__Problem requirements__: Pull out each line of the data that includes the word "Default".
****************************************
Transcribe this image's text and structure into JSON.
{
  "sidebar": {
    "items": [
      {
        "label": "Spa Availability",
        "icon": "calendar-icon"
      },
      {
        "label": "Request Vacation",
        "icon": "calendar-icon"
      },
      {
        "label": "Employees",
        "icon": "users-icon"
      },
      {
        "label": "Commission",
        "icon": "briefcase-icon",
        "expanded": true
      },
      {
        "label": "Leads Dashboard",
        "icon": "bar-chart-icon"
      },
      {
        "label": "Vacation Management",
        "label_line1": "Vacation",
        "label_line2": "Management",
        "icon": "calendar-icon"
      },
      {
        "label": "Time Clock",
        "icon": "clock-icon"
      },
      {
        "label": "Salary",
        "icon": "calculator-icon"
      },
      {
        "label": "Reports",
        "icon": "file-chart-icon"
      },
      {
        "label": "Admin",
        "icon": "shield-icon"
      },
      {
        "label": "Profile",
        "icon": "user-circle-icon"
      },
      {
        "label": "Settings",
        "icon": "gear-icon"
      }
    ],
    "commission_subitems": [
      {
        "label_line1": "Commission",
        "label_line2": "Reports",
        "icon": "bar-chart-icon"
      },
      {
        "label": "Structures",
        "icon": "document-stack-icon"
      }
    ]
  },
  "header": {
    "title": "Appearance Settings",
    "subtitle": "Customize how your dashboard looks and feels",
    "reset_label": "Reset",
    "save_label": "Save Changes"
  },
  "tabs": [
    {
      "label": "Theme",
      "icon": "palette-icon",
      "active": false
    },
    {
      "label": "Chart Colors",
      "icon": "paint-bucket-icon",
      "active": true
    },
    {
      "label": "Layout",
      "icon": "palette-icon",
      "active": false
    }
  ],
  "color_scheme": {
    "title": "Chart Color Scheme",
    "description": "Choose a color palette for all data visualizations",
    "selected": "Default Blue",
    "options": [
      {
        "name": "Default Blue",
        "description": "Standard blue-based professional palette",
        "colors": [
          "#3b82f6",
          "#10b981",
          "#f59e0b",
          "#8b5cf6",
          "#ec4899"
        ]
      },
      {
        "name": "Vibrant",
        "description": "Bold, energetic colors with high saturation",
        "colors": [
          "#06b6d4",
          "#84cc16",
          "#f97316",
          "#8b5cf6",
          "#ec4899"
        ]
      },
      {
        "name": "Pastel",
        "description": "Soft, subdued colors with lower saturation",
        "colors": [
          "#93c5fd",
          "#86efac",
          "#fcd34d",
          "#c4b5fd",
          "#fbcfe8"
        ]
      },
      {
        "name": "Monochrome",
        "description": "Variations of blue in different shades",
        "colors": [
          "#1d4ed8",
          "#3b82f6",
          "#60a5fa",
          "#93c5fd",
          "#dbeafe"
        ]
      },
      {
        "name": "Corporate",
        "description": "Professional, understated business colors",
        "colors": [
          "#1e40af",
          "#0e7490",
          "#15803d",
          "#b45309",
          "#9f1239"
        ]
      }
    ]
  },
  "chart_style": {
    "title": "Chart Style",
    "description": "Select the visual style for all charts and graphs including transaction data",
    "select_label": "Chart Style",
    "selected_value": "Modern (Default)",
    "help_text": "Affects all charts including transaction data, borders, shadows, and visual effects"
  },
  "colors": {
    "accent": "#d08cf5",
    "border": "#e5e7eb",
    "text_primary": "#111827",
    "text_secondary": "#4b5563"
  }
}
****************************************
__Complete output__:
    "selected": "Default Blue",
        "name": "Default Blue",
    "selected_value": "Modern (Default)",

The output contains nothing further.